Gli era stata offerta da Costanzo Ciano la direzione del Telegrafo,
quotidiano di Livorno. Al fine di ottenere la tessera del Partito
nazionale fascista - questa la spiegazione, peraltro plausibile, che
dell'episodio dà il Signoretti (p. 166) - il 26 ott. 1935
l'A. fu richiamato alle armi su sua richiesta e, dopo un corso a
Civitavecchia, fu inviato in Cirenaica con la divisione Trento col
grado di capitano.
Ottenuta la tessera del partito, assunse la direzione del Telegrafo
nell'ottobre 1936, venendo a figurare tra i più prestigiosi
giornalisti italiani, anche perché il quotidiano livornese
rappresentava, data la forte influenza dei Ciano sulla
proprietà, un autorevole punto di vista soprattutto rispetto
alla politica estera. Infatti in questo periodo furono molto stretti
i rapporti dell'A. con Galeazzo Ciano.
Dal 1940, insieme con M. Appelius e R. Alessi, prese a redigere
l'ascoltata rubrica radiofonica "Commento ai fatti del giorno",
nella quale, pur aderendo sostanzialmente alla retorica
nazionalistica del fascismo - e, anzi, facendosi autorevole
portavoce del regime - nel seguire gli eventi bellici mostrò
talora una certa autonomia di giudizio, peraltro confermata da
alcune relazioni di polizia dalle quali si evince come l'A. - nei
colloqui privati con conoscenti e amici - si mostrasse del tutto
consapevole della reale entità delle forze in campo e
prevedesse con una certa esattezza gli esiti finali del conflitto.

----------------

### COMPITI DELL'ESERCIZIO
A. Secondo l'estratto sul direttore del Telegrafo, con chi redigeva dal 1940 la rubrica radiofonica "Commento ai fatti del giorno"?
B. Riprendi l'estratto sul direttore del Telegrafo e proseguilo a partire dalla sua ultima frase.
I dati non hanno alcun ruolo in questo esercizio.

----------------

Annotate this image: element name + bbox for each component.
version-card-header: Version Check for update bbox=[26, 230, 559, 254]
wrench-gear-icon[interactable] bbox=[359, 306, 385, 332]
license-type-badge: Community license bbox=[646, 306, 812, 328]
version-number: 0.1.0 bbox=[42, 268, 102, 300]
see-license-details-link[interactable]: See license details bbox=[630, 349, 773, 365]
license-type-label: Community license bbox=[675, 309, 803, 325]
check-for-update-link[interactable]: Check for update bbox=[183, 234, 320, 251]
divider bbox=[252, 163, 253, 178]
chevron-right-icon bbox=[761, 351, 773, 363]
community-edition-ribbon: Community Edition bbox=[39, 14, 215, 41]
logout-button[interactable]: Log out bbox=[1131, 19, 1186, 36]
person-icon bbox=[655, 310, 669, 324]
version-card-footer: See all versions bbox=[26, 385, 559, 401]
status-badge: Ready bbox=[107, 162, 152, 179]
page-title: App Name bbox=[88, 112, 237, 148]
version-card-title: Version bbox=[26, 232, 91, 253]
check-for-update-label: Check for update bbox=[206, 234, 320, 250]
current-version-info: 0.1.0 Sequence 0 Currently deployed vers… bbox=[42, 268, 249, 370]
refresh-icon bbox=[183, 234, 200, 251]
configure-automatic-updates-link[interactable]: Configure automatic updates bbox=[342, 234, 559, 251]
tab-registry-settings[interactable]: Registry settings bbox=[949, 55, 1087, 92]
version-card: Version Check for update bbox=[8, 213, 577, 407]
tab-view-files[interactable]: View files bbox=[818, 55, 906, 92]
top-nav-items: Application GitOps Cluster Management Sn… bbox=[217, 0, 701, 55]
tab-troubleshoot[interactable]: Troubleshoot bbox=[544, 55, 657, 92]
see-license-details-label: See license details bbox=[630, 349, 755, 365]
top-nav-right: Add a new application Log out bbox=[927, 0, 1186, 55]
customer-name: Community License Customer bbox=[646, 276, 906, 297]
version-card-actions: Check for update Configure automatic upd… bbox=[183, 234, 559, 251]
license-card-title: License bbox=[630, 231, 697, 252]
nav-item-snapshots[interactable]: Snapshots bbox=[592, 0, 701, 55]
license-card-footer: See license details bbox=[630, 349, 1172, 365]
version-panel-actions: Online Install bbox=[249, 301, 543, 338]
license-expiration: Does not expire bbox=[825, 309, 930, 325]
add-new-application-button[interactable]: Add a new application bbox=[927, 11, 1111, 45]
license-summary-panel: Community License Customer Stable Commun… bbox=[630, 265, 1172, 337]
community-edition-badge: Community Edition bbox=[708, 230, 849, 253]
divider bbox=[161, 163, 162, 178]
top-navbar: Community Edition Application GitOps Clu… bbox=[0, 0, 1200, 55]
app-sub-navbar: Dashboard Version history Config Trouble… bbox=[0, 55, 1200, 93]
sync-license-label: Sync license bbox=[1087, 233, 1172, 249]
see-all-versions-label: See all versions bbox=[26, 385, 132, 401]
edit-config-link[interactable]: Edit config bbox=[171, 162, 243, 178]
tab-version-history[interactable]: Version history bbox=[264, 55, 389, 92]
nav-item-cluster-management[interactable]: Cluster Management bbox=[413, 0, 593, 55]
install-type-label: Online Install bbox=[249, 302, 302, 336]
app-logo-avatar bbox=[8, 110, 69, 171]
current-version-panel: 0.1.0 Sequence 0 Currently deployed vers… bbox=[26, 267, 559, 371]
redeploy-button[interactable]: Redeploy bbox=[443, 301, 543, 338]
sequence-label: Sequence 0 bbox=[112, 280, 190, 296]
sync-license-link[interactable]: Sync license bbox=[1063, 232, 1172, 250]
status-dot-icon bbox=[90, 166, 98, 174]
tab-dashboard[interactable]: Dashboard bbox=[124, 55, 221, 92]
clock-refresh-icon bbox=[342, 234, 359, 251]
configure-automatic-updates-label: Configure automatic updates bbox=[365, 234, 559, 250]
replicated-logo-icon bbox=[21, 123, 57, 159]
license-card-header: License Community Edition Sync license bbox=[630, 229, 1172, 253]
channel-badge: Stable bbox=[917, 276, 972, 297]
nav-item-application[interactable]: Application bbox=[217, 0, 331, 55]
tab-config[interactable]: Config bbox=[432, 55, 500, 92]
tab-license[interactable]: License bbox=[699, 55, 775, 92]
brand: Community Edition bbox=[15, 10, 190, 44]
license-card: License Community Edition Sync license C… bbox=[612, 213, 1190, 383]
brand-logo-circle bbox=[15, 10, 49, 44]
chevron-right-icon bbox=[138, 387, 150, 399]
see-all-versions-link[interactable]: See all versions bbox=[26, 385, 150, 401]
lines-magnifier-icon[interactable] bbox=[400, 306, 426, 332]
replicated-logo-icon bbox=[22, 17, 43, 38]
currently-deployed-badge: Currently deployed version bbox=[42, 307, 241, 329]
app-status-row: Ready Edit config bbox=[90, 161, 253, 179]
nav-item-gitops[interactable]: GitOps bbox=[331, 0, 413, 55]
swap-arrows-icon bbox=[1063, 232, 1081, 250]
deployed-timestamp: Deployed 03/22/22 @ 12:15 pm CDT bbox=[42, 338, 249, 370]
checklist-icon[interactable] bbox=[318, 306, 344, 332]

----------------

### RISPOSTE ALL'ESERCIZIO
A. Con M. Appelius e R. Alessi.

B.
Dal 1942 fu redattore anche di un'altra rubrica radiofonica: "La
radio del combattente".
Richiamato alle armi, dopo l'8 sett. 1943 fu fatto prigioniero dai
Tedeschi in Dalmazia e deportato in campo di concentramento. Tornato
in Italia, fu escluso dopo la Liberazione da ogni attività
giornalistica e fu detenuto per un breve periodo a Pisa, Firenze e
Procida (Staglieno, p. 10), dopo di che, amnistiato, si
trasferì a Pescia (Pistoia), dove riprese una vasta
attività pubblicistica innanzitutto come scrittore, meditando
l'abbandono definitivo del giornalismo quotidiano. Pubblicò
infatti, per la casa editrice di Leo Longanesi, con il quale ebbe
uno stretto rapporto di amicizia, il libro di belle maniere Il vero
signore (edito con lo pseudonimo di Willy Farnese, Milano 1947) e
Latinorum (con lo pseudonimo di Michele Fornaciari, ibid. 1947).
Curò, inoltre, dietro il velo dell'anonimato, una riduzione
della Cronistoria di Cesare Cantù dal titolo I cimiteri
dell'Ottocento, ibid. 1948. Ma l'opera maggiore fu Il ministro della
buona vita. Giolitti e i suoi tempi (ibid. 1949), saggio biografico
che, al di là dell'evidente intento riabilitativo (fin dal
titolo vi è una chiara polemica antisalveminiana
riconducibile agli scritti dell'A. degli anni Venti), appariva non
privo di spunti originali, tanto da entrare a far parte della
corrente letteratura storiografica sull'età giolittiana. Col
Longanesi aveva già collaborato al periodico bolognese
L'Italiano, e avrebbe altresì collaborato a Il Libraio,
bollettino delle novità della casa editrice.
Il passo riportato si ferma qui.